• **Given problem**
Each line of the listing that contains the word "آدمی" is to be copied.

++++++++++

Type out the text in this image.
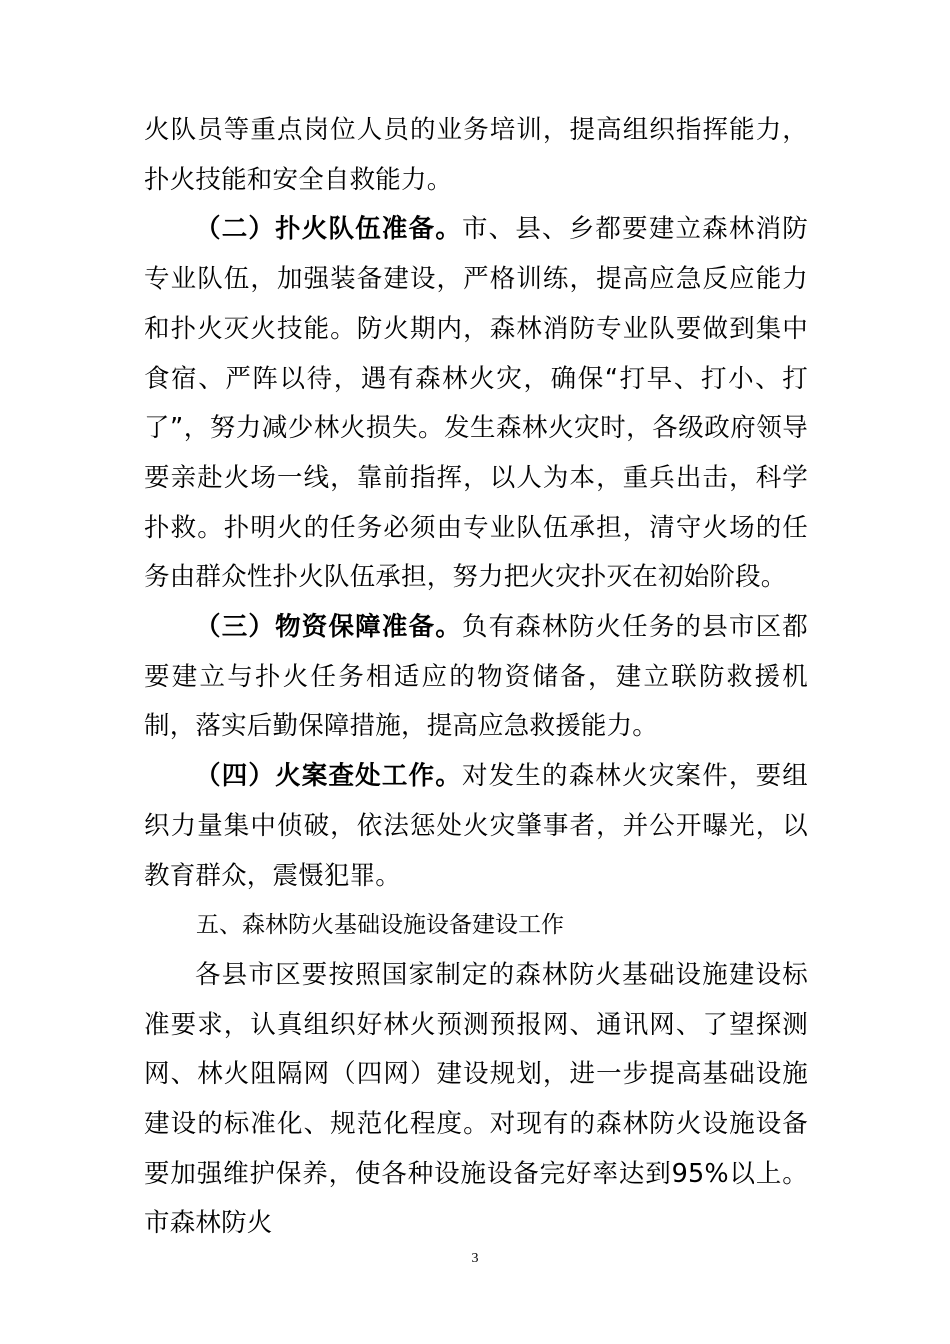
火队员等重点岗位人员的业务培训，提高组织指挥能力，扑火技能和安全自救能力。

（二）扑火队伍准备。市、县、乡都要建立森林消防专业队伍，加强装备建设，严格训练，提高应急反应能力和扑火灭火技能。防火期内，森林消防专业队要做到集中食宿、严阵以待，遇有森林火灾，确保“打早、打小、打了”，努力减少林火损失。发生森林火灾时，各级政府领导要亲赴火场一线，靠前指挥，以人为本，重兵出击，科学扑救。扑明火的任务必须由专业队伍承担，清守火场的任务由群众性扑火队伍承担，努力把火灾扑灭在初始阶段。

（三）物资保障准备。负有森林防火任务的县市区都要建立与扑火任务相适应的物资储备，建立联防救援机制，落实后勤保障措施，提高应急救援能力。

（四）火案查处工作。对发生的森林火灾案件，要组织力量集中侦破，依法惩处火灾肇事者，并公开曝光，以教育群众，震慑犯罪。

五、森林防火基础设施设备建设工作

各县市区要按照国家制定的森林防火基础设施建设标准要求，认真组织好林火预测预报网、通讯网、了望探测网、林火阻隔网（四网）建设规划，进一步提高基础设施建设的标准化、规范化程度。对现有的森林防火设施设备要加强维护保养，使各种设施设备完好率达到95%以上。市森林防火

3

++++++++++

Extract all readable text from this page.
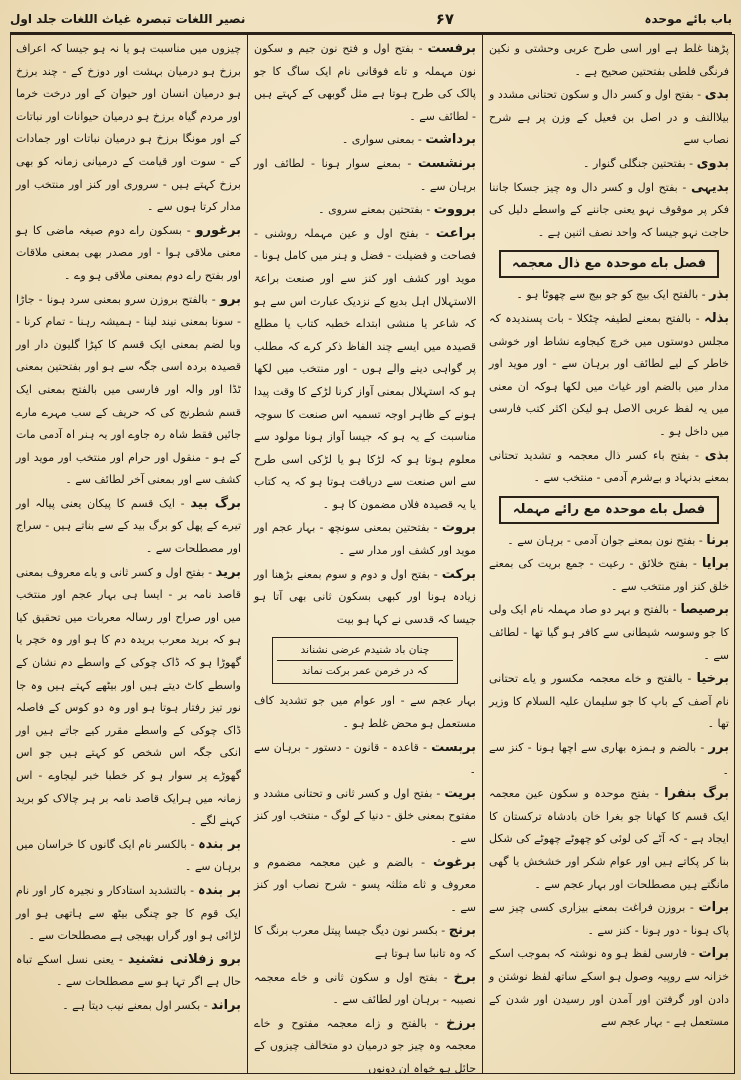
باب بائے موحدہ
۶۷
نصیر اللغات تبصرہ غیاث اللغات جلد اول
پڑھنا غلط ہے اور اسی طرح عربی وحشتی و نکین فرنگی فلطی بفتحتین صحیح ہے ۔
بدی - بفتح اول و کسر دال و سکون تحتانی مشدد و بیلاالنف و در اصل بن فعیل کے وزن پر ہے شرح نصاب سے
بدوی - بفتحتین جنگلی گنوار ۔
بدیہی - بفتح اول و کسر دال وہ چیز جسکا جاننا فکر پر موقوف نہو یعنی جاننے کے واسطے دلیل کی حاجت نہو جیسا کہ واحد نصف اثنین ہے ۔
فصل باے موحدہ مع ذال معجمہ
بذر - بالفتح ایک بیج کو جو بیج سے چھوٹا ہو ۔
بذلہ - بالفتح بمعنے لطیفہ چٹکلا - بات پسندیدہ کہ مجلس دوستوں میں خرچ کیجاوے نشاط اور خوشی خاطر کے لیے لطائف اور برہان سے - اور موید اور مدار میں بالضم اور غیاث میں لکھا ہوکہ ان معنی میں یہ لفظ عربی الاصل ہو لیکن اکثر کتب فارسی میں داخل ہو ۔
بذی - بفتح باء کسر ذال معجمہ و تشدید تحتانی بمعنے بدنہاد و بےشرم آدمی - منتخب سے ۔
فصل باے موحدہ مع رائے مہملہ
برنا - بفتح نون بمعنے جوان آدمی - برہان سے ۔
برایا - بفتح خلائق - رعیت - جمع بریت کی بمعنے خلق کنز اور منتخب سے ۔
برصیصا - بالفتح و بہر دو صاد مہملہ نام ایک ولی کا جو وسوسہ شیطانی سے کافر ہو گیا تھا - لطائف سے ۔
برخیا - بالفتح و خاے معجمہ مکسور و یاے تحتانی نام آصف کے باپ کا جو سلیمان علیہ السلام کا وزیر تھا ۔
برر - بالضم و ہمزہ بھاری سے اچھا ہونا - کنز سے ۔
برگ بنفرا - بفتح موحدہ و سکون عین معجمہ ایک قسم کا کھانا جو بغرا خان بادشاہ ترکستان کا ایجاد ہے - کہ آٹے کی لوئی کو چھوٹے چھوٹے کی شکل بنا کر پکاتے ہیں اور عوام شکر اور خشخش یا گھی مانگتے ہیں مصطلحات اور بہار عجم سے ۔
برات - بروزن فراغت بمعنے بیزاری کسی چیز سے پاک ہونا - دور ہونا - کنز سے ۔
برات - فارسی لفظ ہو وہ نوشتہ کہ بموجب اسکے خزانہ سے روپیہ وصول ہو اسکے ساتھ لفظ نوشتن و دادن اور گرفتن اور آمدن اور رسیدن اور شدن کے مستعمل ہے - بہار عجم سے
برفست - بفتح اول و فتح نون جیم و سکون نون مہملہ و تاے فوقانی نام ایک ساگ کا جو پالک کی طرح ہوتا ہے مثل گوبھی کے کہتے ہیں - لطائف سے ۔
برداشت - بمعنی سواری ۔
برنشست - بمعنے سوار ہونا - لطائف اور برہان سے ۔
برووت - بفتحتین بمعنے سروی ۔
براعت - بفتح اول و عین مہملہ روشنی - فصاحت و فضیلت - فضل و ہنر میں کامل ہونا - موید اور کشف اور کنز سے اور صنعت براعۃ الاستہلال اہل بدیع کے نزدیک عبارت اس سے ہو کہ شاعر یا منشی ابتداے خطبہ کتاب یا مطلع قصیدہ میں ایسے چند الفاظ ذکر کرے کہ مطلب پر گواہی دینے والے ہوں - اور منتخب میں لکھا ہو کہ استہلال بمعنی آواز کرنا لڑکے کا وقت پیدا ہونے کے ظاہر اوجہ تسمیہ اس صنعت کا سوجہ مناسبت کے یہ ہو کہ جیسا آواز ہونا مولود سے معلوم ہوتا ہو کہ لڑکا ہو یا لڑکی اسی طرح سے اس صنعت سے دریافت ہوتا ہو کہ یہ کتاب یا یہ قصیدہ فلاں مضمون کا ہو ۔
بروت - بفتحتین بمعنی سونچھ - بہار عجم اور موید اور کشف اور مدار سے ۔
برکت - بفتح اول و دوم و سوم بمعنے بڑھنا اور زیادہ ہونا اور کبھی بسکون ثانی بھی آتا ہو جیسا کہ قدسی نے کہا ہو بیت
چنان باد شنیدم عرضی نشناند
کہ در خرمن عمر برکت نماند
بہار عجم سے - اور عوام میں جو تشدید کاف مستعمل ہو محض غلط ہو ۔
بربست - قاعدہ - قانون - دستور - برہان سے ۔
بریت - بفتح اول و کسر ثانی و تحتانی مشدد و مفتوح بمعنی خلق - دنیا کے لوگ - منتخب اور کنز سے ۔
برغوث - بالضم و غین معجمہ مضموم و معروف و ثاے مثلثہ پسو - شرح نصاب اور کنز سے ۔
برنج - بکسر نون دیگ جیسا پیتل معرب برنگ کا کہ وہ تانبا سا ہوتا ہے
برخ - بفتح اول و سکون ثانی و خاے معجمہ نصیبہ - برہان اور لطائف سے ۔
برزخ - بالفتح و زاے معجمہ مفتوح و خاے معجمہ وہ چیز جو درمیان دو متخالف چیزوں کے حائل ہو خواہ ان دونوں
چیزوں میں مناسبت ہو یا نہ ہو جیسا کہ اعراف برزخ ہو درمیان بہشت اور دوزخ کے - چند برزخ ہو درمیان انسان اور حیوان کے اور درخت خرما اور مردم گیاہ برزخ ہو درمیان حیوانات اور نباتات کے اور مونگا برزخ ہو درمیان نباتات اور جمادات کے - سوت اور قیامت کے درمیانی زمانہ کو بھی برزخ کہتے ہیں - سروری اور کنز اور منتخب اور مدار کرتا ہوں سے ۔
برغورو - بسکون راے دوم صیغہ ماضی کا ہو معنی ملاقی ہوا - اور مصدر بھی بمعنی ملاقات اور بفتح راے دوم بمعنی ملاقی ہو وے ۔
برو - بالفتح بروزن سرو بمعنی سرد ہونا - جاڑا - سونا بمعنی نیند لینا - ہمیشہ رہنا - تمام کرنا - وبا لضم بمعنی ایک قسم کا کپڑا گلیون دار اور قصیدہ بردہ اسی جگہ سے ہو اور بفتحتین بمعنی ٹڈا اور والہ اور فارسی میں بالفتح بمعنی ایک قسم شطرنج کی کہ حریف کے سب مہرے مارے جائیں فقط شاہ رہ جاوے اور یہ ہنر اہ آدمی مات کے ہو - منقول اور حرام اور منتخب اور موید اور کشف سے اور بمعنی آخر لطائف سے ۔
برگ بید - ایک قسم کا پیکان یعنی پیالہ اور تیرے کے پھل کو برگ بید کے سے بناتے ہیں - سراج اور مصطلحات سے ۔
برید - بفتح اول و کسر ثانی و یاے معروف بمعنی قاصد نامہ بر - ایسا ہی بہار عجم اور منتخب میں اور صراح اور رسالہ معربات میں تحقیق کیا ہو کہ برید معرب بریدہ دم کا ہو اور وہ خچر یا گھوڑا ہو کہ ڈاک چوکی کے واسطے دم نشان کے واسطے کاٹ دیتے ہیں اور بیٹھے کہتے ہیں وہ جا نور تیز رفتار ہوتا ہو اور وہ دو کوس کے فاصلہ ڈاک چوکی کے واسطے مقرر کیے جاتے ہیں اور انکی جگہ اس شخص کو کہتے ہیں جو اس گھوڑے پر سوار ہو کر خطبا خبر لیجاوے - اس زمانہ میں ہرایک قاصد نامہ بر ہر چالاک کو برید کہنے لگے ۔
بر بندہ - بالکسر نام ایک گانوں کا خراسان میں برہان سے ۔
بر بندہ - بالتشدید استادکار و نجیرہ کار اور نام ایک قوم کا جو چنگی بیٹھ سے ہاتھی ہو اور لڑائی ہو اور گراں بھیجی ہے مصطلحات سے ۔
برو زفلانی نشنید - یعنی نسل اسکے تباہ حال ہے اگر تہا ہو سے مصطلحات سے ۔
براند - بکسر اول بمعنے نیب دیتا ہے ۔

++++++++++

• **Solution to this task**
بذی - بفتح باء کسر ذال معجمہ و تشدید تحتانی بمعنے بدنہاد و بےشرم آدمی - منتخب سے ۔
برنا - بفتح نون بمعنے جوان آدمی - برہان سے ۔
برو - بالفتح بروزن سرو بمعنی سرد ہونا - جاڑا - سونا بمعنی نیند لینا - ہمیشہ رہنا - تمام کرنا - وبا لضم بمعنی ایک قسم کا کپڑا گلیون دار اور قصیدہ بردہ اسی جگہ سے ہو اور بفتحتین بمعنی ٹڈا اور والہ اور فارسی میں بالفتح بمعنی ایک قسم شطرنج کی کہ حریف کے سب مہرے مارے جائیں فقط شاہ رہ جاوے اور یہ ہنر اہ آدمی مات کے ہو - منقول اور حرام اور منتخب اور موید اور کشف سے اور بمعنی آخر لطائف سے ۔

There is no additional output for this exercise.